[Datos de anotación de maquetación]
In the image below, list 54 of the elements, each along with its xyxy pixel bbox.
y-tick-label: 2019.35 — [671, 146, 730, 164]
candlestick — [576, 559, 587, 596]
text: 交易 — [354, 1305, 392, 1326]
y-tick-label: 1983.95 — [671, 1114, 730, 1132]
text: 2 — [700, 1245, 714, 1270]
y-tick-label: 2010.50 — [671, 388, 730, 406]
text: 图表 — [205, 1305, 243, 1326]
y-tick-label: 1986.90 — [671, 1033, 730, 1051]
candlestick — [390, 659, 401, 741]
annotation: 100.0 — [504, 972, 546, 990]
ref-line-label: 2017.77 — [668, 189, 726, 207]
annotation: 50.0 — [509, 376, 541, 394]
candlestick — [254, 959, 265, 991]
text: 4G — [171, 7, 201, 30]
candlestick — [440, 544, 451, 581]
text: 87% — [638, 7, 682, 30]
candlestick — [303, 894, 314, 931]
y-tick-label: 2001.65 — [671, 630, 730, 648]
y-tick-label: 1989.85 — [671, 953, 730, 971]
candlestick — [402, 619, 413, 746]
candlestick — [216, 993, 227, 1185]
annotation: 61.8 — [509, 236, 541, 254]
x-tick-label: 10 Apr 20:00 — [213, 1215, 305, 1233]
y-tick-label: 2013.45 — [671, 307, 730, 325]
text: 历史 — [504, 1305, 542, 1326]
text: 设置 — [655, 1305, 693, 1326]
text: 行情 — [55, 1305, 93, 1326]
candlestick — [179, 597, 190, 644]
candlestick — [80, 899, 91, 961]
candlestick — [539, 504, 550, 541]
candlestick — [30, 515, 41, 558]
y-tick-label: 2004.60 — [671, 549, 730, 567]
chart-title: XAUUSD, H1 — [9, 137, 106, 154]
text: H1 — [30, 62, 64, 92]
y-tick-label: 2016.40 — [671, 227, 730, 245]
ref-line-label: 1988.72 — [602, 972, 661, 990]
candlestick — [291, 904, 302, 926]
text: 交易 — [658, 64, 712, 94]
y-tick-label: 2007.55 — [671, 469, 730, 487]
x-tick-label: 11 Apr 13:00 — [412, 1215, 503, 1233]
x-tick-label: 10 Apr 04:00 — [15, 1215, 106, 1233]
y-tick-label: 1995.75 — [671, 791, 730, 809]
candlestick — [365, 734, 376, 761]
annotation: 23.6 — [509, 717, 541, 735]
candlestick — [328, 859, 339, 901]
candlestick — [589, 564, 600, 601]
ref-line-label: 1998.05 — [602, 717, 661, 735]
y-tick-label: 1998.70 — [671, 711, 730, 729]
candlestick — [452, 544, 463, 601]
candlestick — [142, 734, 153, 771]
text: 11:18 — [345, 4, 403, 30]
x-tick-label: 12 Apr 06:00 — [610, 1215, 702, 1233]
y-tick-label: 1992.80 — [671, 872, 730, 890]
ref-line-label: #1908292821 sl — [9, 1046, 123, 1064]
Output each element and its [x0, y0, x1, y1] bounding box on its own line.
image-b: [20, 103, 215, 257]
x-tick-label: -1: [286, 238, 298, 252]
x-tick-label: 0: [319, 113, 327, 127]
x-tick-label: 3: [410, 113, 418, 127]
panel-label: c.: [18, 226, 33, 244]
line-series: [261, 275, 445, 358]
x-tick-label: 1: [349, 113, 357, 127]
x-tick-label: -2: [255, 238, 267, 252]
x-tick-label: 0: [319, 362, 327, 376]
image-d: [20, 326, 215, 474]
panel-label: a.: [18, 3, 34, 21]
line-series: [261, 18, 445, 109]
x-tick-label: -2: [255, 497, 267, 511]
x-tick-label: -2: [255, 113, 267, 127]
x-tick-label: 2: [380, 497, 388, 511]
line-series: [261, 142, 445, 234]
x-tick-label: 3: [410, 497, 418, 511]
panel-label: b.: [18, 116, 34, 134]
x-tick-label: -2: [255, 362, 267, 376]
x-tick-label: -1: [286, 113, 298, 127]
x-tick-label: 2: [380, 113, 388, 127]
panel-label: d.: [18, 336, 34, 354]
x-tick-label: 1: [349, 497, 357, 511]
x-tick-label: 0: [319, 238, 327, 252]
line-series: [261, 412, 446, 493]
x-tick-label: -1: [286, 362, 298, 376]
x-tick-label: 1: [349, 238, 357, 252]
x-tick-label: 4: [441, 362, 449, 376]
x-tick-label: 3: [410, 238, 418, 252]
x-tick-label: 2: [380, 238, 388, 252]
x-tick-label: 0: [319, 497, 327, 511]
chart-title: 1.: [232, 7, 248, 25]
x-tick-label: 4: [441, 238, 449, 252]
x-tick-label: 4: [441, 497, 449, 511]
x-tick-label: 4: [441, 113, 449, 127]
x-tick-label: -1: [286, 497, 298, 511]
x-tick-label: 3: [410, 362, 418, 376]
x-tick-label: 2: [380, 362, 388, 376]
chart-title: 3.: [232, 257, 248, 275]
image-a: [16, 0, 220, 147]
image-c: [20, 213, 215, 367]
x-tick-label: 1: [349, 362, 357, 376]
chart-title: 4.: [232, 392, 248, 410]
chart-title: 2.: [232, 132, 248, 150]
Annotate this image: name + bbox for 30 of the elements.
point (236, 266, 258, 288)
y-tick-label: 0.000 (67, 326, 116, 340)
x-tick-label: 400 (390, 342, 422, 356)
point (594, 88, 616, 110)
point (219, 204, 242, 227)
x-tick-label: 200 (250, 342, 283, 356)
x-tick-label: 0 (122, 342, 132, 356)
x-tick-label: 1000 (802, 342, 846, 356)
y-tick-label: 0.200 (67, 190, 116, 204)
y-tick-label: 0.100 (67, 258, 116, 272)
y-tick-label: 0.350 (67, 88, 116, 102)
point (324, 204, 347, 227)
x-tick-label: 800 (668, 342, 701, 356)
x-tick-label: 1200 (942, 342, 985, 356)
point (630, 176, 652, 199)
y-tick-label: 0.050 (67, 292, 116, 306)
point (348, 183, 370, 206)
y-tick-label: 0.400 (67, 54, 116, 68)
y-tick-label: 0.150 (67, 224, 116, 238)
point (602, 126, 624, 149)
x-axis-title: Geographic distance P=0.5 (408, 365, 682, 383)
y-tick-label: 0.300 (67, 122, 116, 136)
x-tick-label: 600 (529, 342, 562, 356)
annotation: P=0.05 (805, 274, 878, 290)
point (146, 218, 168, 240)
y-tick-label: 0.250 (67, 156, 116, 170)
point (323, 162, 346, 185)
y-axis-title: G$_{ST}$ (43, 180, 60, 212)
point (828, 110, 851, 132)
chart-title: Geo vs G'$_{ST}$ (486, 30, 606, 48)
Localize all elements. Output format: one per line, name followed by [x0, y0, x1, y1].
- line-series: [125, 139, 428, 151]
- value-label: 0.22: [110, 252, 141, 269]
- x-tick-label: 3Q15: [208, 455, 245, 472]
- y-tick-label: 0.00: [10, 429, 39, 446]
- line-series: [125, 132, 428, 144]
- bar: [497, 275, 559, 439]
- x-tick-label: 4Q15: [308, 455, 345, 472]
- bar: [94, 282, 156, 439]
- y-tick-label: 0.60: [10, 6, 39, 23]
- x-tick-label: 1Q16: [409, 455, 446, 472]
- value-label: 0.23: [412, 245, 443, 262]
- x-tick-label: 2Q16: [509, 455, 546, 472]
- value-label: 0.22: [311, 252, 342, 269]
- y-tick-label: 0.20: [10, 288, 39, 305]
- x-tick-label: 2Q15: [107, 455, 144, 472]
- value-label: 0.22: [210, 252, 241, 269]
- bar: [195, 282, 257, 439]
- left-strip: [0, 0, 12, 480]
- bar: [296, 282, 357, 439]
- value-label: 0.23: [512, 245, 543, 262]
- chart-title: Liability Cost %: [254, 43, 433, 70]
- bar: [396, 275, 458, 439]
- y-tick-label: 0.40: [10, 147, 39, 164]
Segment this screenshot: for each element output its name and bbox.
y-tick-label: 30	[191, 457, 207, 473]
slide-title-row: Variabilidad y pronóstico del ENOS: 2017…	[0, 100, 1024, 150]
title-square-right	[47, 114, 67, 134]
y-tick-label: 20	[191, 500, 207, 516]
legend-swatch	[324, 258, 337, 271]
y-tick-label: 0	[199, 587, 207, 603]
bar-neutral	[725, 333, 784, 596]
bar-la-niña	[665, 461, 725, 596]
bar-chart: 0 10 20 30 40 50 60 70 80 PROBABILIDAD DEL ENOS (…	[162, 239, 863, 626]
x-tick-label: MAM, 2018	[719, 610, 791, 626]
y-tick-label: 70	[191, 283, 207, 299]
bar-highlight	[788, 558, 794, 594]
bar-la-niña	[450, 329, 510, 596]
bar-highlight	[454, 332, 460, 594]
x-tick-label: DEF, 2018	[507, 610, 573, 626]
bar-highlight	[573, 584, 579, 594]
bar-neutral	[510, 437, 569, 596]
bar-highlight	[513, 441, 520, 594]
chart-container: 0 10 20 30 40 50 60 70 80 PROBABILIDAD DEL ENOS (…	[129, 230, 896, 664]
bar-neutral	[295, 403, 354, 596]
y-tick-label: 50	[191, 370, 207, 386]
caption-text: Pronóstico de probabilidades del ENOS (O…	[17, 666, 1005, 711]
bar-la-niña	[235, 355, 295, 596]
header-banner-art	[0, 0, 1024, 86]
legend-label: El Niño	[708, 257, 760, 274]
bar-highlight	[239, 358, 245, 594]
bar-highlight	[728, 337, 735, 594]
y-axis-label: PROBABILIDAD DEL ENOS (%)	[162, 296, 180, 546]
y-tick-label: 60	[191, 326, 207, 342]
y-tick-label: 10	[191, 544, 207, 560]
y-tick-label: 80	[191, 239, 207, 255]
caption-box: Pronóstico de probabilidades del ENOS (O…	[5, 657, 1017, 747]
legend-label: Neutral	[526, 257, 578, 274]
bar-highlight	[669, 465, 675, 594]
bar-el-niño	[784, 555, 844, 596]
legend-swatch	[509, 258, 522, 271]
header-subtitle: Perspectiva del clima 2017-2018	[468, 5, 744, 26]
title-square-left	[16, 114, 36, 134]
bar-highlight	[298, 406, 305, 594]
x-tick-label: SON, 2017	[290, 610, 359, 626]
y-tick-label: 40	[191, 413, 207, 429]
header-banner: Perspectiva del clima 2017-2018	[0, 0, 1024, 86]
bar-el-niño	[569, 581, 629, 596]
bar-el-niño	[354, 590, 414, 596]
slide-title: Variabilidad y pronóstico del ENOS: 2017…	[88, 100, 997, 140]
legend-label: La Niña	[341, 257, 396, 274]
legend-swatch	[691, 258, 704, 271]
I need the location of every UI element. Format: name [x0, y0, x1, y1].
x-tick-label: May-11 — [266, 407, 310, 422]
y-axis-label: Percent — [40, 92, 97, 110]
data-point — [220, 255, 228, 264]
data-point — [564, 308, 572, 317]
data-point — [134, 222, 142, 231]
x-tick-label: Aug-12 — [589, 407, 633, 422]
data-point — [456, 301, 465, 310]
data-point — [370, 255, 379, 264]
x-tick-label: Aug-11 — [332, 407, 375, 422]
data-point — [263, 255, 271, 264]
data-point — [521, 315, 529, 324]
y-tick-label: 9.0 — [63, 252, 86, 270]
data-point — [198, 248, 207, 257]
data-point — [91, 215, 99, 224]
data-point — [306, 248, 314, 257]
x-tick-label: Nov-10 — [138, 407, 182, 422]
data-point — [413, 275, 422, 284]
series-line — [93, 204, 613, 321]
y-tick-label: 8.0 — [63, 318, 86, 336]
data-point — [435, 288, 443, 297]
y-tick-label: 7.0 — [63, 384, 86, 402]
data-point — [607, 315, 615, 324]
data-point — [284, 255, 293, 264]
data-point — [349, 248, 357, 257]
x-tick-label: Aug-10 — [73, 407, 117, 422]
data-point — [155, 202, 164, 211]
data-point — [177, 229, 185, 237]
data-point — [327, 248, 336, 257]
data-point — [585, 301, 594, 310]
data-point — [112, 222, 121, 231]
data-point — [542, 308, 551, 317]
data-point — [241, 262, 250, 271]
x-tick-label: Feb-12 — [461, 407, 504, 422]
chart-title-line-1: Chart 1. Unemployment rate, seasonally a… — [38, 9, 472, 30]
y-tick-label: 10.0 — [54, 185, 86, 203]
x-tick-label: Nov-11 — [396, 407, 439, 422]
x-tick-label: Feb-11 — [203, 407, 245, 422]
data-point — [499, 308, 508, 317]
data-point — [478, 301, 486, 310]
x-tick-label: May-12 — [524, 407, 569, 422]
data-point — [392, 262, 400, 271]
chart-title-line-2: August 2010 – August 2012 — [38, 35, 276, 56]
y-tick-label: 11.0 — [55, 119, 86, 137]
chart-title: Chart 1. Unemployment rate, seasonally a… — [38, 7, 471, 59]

_ENUNCIADO DEL EJERCICIO_.
Reescribe como lista numerada las líneas que van desde el comienzo de los datos hasta la línea que contiene "x-tick-label: 12 Apr", ambas incluidas, omitiendo las líneas en blanco.

_RESULTADO ESPERADO_.
1. In the image below, list 54 of the elements, each along with its xyxy pixel bbox.
2. y-tick-label: 2019.35 — [671, 146, 730, 164]
3. candlestick — [576, 559, 587, 596]
4. text: 交易 — [354, 1305, 392, 1326]
5. y-tick-label: 1983.95 — [671, 1114, 730, 1132]
6. text: 2 — [700, 1245, 714, 1270]
7. y-tick-label: 2010.50 — [671, 388, 730, 406]
8. text: 图表 — [205, 1305, 243, 1326]
9. y-tick-label: 1986.90 — [671, 1033, 730, 1051]
10. candlestick — [390, 659, 401, 741]
11. annotation: 100.0 — [504, 972, 546, 990]
12. ref-line-label: 2017.77 — [668, 189, 726, 207]
13. annotation: 50.0 — [509, 376, 541, 394]
14. candlestick — [254, 959, 265, 991]
15. text: 4G — [171, 7, 201, 30]
16. candlestick — [440, 544, 451, 581]
17. text: 87% — [638, 7, 682, 30]
18. candlestick — [303, 894, 314, 931]
19. y-tick-label: 2001.65 — [671, 630, 730, 648]
20. y-tick-label: 1989.85 — [671, 953, 730, 971]
21. candlestick — [402, 619, 413, 746]
22. candlestick — [216, 993, 227, 1185]
23. annotation: 61.8 — [509, 236, 541, 254]
24. x-tick-label: 10 Apr 20:00 — [213, 1215, 305, 1233]
25. y-tick-label: 2013.45 — [671, 307, 730, 325]
26. text: 历史 — [504, 1305, 542, 1326]
27. text: 设置 — [655, 1305, 693, 1326]
28. text: 行情 — [55, 1305, 93, 1326]
29. candlestick — [179, 597, 190, 644]
30. candlestick — [80, 899, 91, 961]
31. candlestick — [539, 504, 550, 541]
32. candlestick — [30, 515, 41, 558]
33. y-tick-label: 2004.60 — [671, 549, 730, 567]
34. chart-title: XAUUSD, H1 — [9, 137, 106, 154]
35. text: H1 — [30, 62, 64, 92]
36. y-tick-label: 2016.40 — [671, 227, 730, 245]
37. ref-line-label: 1988.72 — [602, 972, 661, 990]
38. candlestick — [291, 904, 302, 926]
39. text: 交易 — [658, 64, 712, 94]
40. y-tick-label: 2007.55 — [671, 469, 730, 487]
41. x-tick-label: 11 Apr 13:00 — [412, 1215, 503, 1233]
42. x-tick-label: 10 Apr 04:00 — [15, 1215, 106, 1233]
43. y-tick-label: 1995.75 — [671, 791, 730, 809]
44. candlestick — [365, 734, 376, 761]
45. annotation: 23.6 — [509, 717, 541, 735]
46. candlestick — [328, 859, 339, 901]
47. candlestick — [589, 564, 600, 601]
48. ref-line-label: 1998.05 — [602, 717, 661, 735]
49. y-tick-label: 1998.70 — [671, 711, 730, 729]
50. candlestick — [452, 544, 463, 601]
51. candlestick — [142, 734, 153, 771]
52. text: 11:18 — [345, 4, 403, 30]
53. x-tick-label: 12 Apr 06:00 — [610, 1215, 702, 1233]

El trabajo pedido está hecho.